PROVIDED DATA >>
# # # # #

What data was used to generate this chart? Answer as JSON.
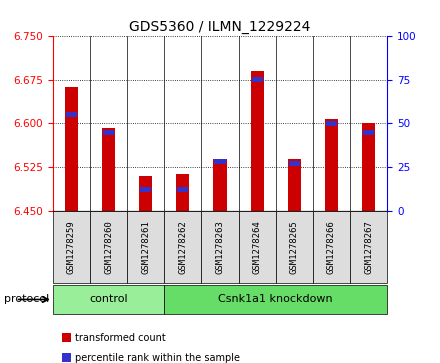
{
  "title": "GDS5360 / ILMN_1229224",
  "samples": [
    "GSM1278259",
    "GSM1278260",
    "GSM1278261",
    "GSM1278262",
    "GSM1278263",
    "GSM1278264",
    "GSM1278265",
    "GSM1278266",
    "GSM1278267"
  ],
  "transformed_count": [
    6.663,
    6.592,
    6.51,
    6.513,
    6.538,
    6.69,
    6.538,
    6.608,
    6.6
  ],
  "percentile_rank": [
    55,
    45,
    12,
    12,
    28,
    75,
    27,
    50,
    45
  ],
  "ylim_left": [
    6.45,
    6.75
  ],
  "ylim_right": [
    0,
    100
  ],
  "yticks_left": [
    6.45,
    6.525,
    6.6,
    6.675,
    6.75
  ],
  "yticks_right": [
    0,
    25,
    50,
    75,
    100
  ],
  "bar_color_red": "#CC0000",
  "bar_color_blue": "#3333CC",
  "groups": [
    {
      "label": "control",
      "n": 3,
      "color": "#99EE99"
    },
    {
      "label": "Csnk1a1 knockdown",
      "n": 6,
      "color": "#66DD66"
    }
  ],
  "protocol_label": "protocol",
  "legend_items": [
    {
      "label": "transformed count",
      "color": "#CC0000"
    },
    {
      "label": "percentile rank within the sample",
      "color": "#3333CC"
    }
  ],
  "grid_color": "black",
  "bar_width": 0.35,
  "base_value": 6.45,
  "sample_box_color": "#DDDDDD",
  "plot_bg": "#FFFFFF",
  "title_fontsize": 10,
  "tick_fontsize": 7.5,
  "label_fontsize": 8
}
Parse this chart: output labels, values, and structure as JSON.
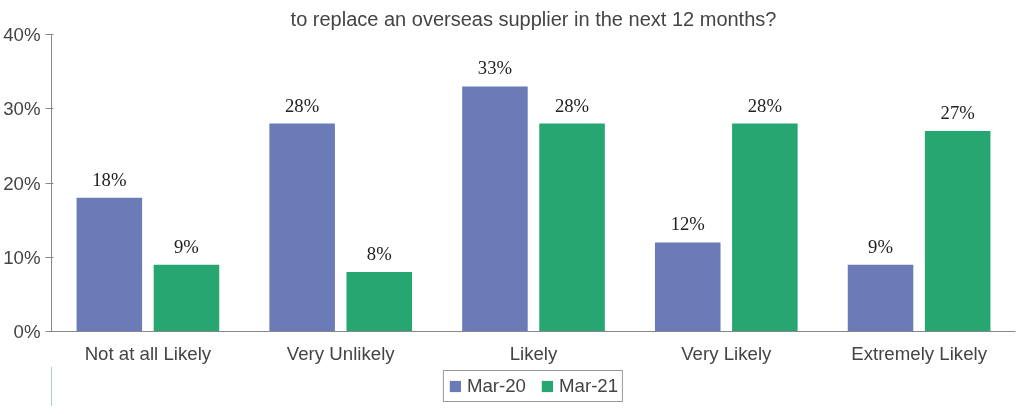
{
  "chart_data": {
    "type": "bar",
    "title": "to replace an overseas supplier in the next 12 months?",
    "categories": [
      "Not at all Likely",
      "Very Unlikely",
      "Likely",
      "Very Likely",
      "Extremely Likely"
    ],
    "series": [
      {
        "name": "Mar-20",
        "color": "#6b7bb8",
        "values": [
          18,
          28,
          33,
          12,
          9
        ],
        "value_labels": [
          "18%",
          "28%",
          "33%",
          "12%",
          "9%"
        ]
      },
      {
        "name": "Mar-21",
        "color": "#27a672",
        "values": [
          9,
          8,
          28,
          28,
          27
        ],
        "value_labels": [
          "9%",
          "8%",
          "28%",
          "28%",
          "27%"
        ]
      }
    ],
    "ylim": [
      0,
      40
    ],
    "yticks": [
      {
        "value": 0,
        "label": "0%"
      },
      {
        "value": 10,
        "label": "10%"
      },
      {
        "value": 20,
        "label": "20%"
      },
      {
        "value": 30,
        "label": "30%"
      },
      {
        "value": 40,
        "label": "40%"
      }
    ],
    "grid": false,
    "legend": "bottom"
  }
}
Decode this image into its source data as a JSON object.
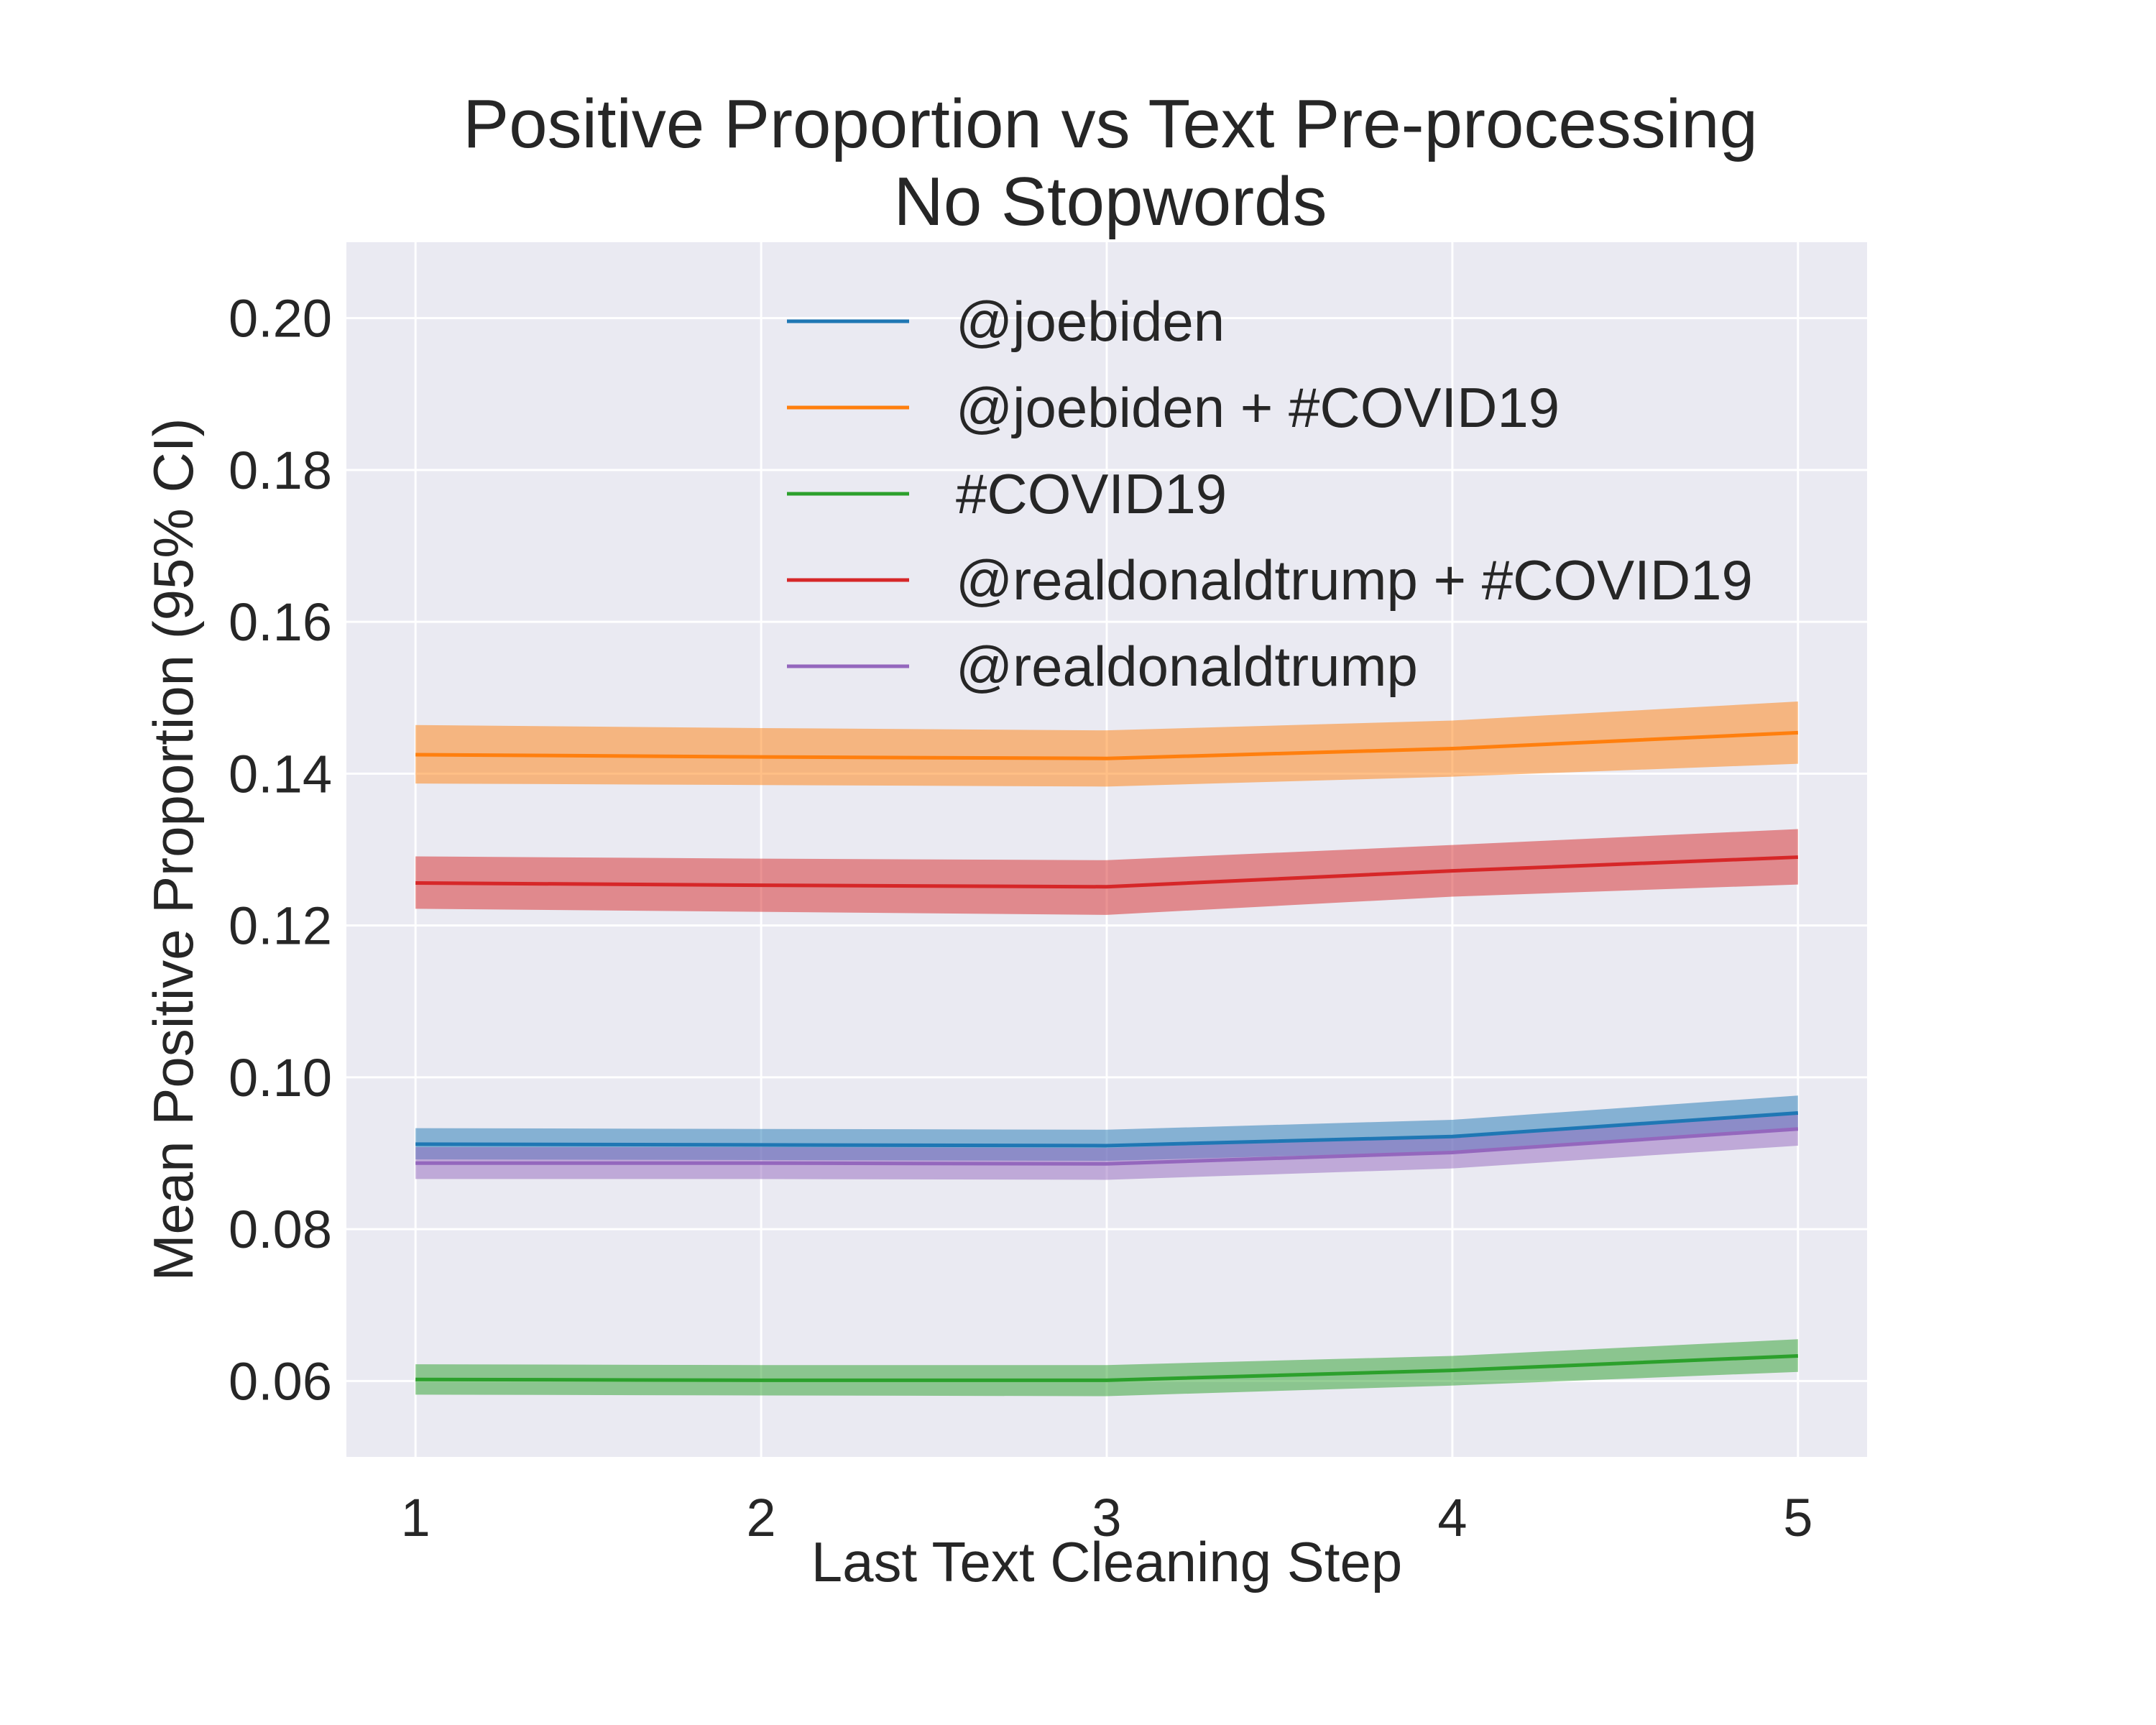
{
  "chart_data": {
    "type": "line",
    "title": "Positive Proportion vs Text Pre-processing",
    "subtitle": "No Stopwords",
    "xlabel": "Last Text Cleaning Step",
    "ylabel": "Mean Positive Proportion (95% CI)",
    "x": [
      1,
      2,
      3,
      4,
      5
    ],
    "xlim": [
      0.8,
      5.2
    ],
    "ylim": [
      0.05,
      0.21
    ],
    "xticks": [
      "1",
      "2",
      "3",
      "4",
      "5"
    ],
    "yticks": [
      "0.06",
      "0.08",
      "0.10",
      "0.12",
      "0.14",
      "0.16",
      "0.18",
      "0.20"
    ],
    "grid": true,
    "legend_position": "upper-center",
    "series": [
      {
        "name": "@joebiden",
        "color": "#1f77b4",
        "values": [
          0.0912,
          0.0911,
          0.091,
          0.0922,
          0.0953
        ],
        "ci_low": [
          0.0892,
          0.0891,
          0.089,
          0.0902,
          0.093
        ],
        "ci_high": [
          0.0933,
          0.0932,
          0.0931,
          0.0944,
          0.0976
        ]
      },
      {
        "name": "@joebiden + #COVID19",
        "color": "#ff7f0e",
        "values": [
          0.1425,
          0.1422,
          0.142,
          0.1433,
          0.1454
        ],
        "ci_low": [
          0.1387,
          0.1385,
          0.1383,
          0.1396,
          0.1413
        ],
        "ci_high": [
          0.1464,
          0.146,
          0.1457,
          0.147,
          0.1495
        ]
      },
      {
        "name": "#COVID19",
        "color": "#2ca02c",
        "values": [
          0.0602,
          0.0601,
          0.0601,
          0.0614,
          0.0633
        ],
        "ci_low": [
          0.0582,
          0.0581,
          0.058,
          0.0594,
          0.0612
        ],
        "ci_high": [
          0.0622,
          0.0621,
          0.0621,
          0.0633,
          0.0655
        ]
      },
      {
        "name": "@realdonaldtrump + #COVID19",
        "color": "#d62728",
        "values": [
          0.1256,
          0.1253,
          0.1251,
          0.1272,
          0.129
        ],
        "ci_low": [
          0.1222,
          0.1218,
          0.1214,
          0.1238,
          0.1254
        ],
        "ci_high": [
          0.1291,
          0.1288,
          0.1286,
          0.1306,
          0.1327
        ]
      },
      {
        "name": "@realdonaldtrump",
        "color": "#9467bd",
        "values": [
          0.0887,
          0.0887,
          0.0886,
          0.0901,
          0.0932
        ],
        "ci_low": [
          0.0866,
          0.0866,
          0.0865,
          0.088,
          0.091
        ],
        "ci_high": [
          0.0908,
          0.0908,
          0.0907,
          0.0922,
          0.0953
        ]
      }
    ]
  },
  "colors": {
    "plot_background": "#eaeaf2",
    "grid": "#ffffff",
    "text": "#262626"
  }
}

# # # # #

WHAT THE TASK ASKS >> Which lines above contain the word "Positive"? Copy each of them.

EXERCISE SOLUTION >>
    "title": "Positive Proportion vs Text Pre-processing",
    "ylabel": "Mean Positive Proportion (95% CI)",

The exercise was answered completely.